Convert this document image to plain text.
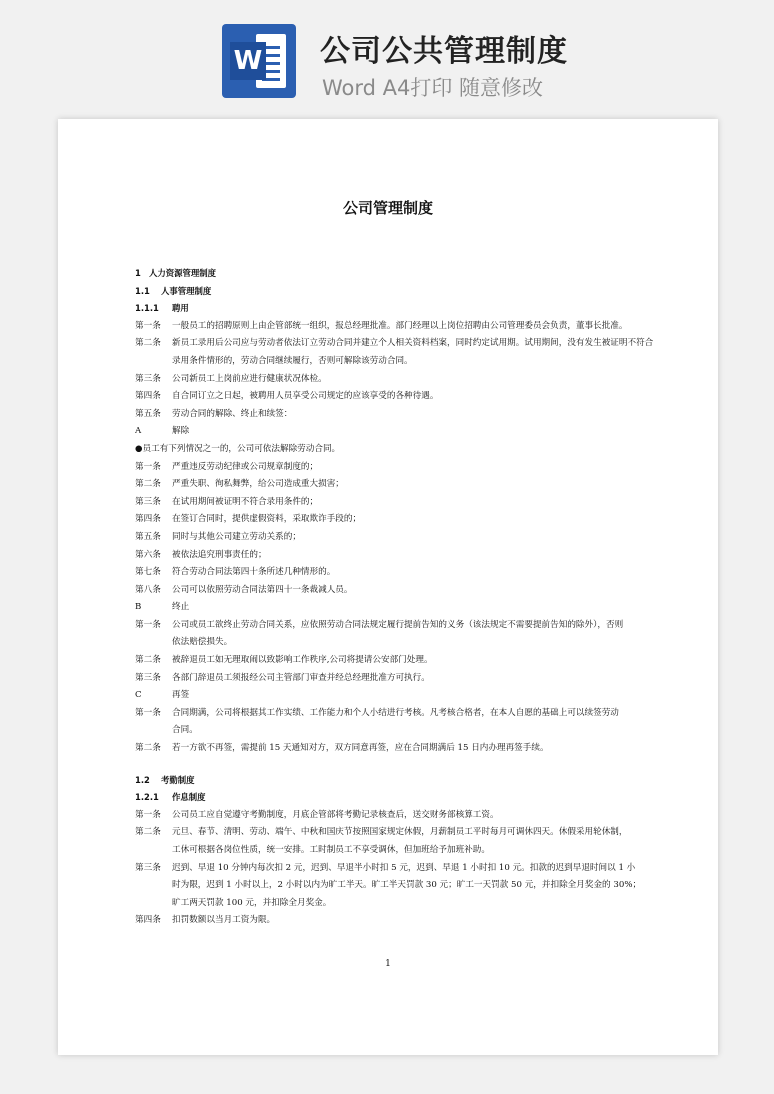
W 公司公共管理制度
Word A4打印 随意修改
公司管理制度
1 人力资源管理制度
1.1 人事管理制度
1.1.1 聘用
第一条 一般员工的招聘原则上由企管部统一组织，报总经理批准。部门经理以上岗位招聘由公司管理委员会负责，董事长批准。
第二条 新员工录用后公司应与劳动者依法订立劳动合同并建立个人相关资料档案，同时约定试用期。试用期间，没有发生被证明不符合
录用条件情形的，劳动合同继续履行，否则可解除该劳动合同。
第三条 公司新员工上岗前应进行健康状况体检。
第四条 自合同订立之日起，被聘用人员享受公司规定的应该享受的各种待遇。
第五条 劳动合同的解除、终止和续签：
A	解除
●员工有下列情况之一的，公司可依法解除劳动合同。
第一条 严重违反劳动纪律或公司规章制度的；
第二条 严重失职、徇私舞弊，给公司造成重大损害；
第三条 在试用期间被证明不符合录用条件的；
第四条 在签订合同时，提供虚假资料，采取欺诈手段的；
第五条 同时与其他公司建立劳动关系的；
第六条 被依法追究刑事责任的；
第七条 符合劳动合同法第四十条所述几种情形的。
第八条 公司可以依照劳动合同法第四十一条裁减人员。
B	终止
第一条 公司或员工欲终止劳动合同关系，应依照劳动合同法规定履行提前告知的义务（该法规定不需要提前告知的除外），否则
依法赔偿损失。
第二条 被辞退员工如无理取闹以致影响工作秩序,公司将提请公安部门处理。
第三条 各部门辞退员工须报经公司主管部门审查并经总经理批准方可执行。
C	再签
第一条 合同期满，公司将根据其工作实绩、工作能力和个人小结进行考核。凡考核合格者，在本人自愿的基础上可以续签劳动
合同。
第二条 若一方欲不再签，需提前 15 天通知对方，双方同意再签，应在合同期满后 15 日内办理再签手续。
1.2 考勤制度
1.2.1 作息制度
第一条 公司员工应自觉遵守考勤制度，月底企管部将考勤记录核查后，送交财务部核算工资。
第二条 元旦、春节、清明、劳动、端午、中秋和国庆节按照国家规定休假，月薪制员工平时每月可调休四天。休假采用轮休制，
工休可根据各岗位性质，统一安排。工时制员工不享受调休，但加班给予加班补助。
第三条 迟到、早退 10 分钟内每次扣 2 元，迟到、早退半小时扣 5 元，迟到、早退 1 小时扣 10 元。扣款的迟到早退时间以 1 小
时为限，迟到 1 小时以上，2 小时以内为旷工半天。旷工半天罚款 30 元；旷工一天罚款 50 元，并扣除全月奖金的 30%；
旷工两天罚款 100 元，并扣除全月奖金。
第四条 扣罚数额以当月工资为限。
1
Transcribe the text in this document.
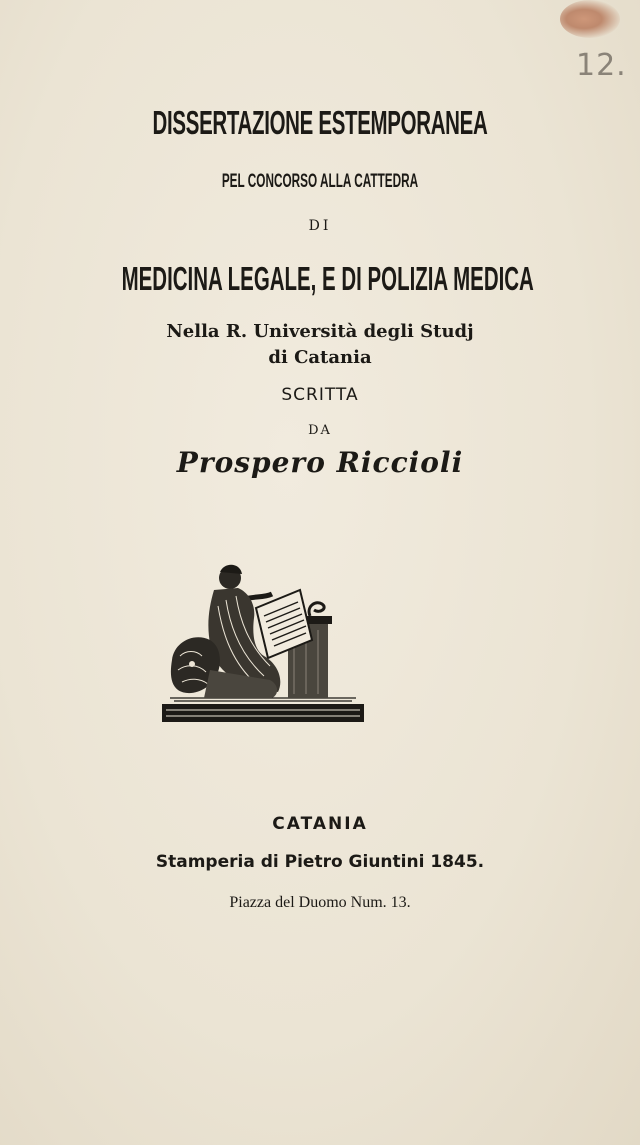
12.
DISSERTAZIONE ESTEMPORANEA
PEL CONCORSO ALLA CATTEDRA
DI
MEDICINA LEGALE, E DI POLIZIA MEDICA
Nella R. Università degli Studj
di Catania
SCRITTA
DA
Prospero Riccioli
CATANIA
Stamperia di Pietro Giuntini 1845.
Piazza del Duomo Num. 13.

Requirements:
Omit all pictures while transcribing the entries verbatim.

Solved exercise:
Convert this document image to plain text.
W 公司公共管理制度
Word A4打印 随意修改
公司管理制度
1 人力资源管理制度
1.1 人事管理制度
1.1.1 聘用
第一条 一般员工的招聘原则上由企管部统一组织，报总经理批准。部门经理以上岗位招聘由公司管理委员会负责，董事长批准。
第二条 新员工录用后公司应与劳动者依法订立劳动合同并建立个人相关资料档案，同时约定试用期。试用期间，没有发生被证明不符合
录用条件情形的，劳动合同继续履行，否则可解除该劳动合同。
第三条 公司新员工上岗前应进行健康状况体检。
第四条 自合同订立之日起，被聘用人员享受公司规定的应该享受的各种待遇。
第五条 劳动合同的解除、终止和续签：
A	解除
●员工有下列情况之一的，公司可依法解除劳动合同。
第一条 严重违反劳动纪律或公司规章制度的；
第二条 严重失职、徇私舞弊，给公司造成重大损害；
第三条 在试用期间被证明不符合录用条件的；
第四条 在签订合同时，提供虚假资料，采取欺诈手段的；
第五条 同时与其他公司建立劳动关系的；
第六条 被依法追究刑事责任的；
第七条 符合劳动合同法第四十条所述几种情形的。
第八条 公司可以依照劳动合同法第四十一条裁减人员。
B	终止
第一条 公司或员工欲终止劳动合同关系，应依照劳动合同法规定履行提前告知的义务（该法规定不需要提前告知的除外），否则
依法赔偿损失。
第二条 被辞退员工如无理取闹以致影响工作秩序,公司将提请公安部门处理。
第三条 各部门辞退员工须报经公司主管部门审查并经总经理批准方可执行。
C	再签
第一条 合同期满，公司将根据其工作实绩、工作能力和个人小结进行考核。凡考核合格者，在本人自愿的基础上可以续签劳动
合同。
第二条 若一方欲不再签，需提前 15 天通知对方，双方同意再签，应在合同期满后 15 日内办理再签手续。
1.2 考勤制度
1.2.1 作息制度
第一条 公司员工应自觉遵守考勤制度，月底企管部将考勤记录核查后，送交财务部核算工资。
第二条 元旦、春节、清明、劳动、端午、中秋和国庆节按照国家规定休假，月薪制员工平时每月可调休四天。休假采用轮休制，
工休可根据各岗位性质，统一安排。工时制员工不享受调休，但加班给予加班补助。
第三条 迟到、早退 10 分钟内每次扣 2 元，迟到、早退半小时扣 5 元，迟到、早退 1 小时扣 10 元。扣款的迟到早退时间以 1 小
时为限，迟到 1 小时以上，2 小时以内为旷工半天。旷工半天罚款 30 元；旷工一天罚款 50 元，并扣除全月奖金的 30%；
旷工两天罚款 100 元，并扣除全月奖金。
第四条 扣罚数额以当月工资为限。
1
Transcribe the text in this document.
12.
DISSERTAZIONE ESTEMPORANEA
PEL CONCORSO ALLA CATTEDRA
DI
MEDICINA LEGALE, E DI POLIZIA MEDICA
Nella R. Università degli Studj
di Catania
SCRITTA
DA
Prospero Riccioli
CATANIA
Stamperia di Pietro Giuntini 1845.
Piazza del Duomo Num. 13.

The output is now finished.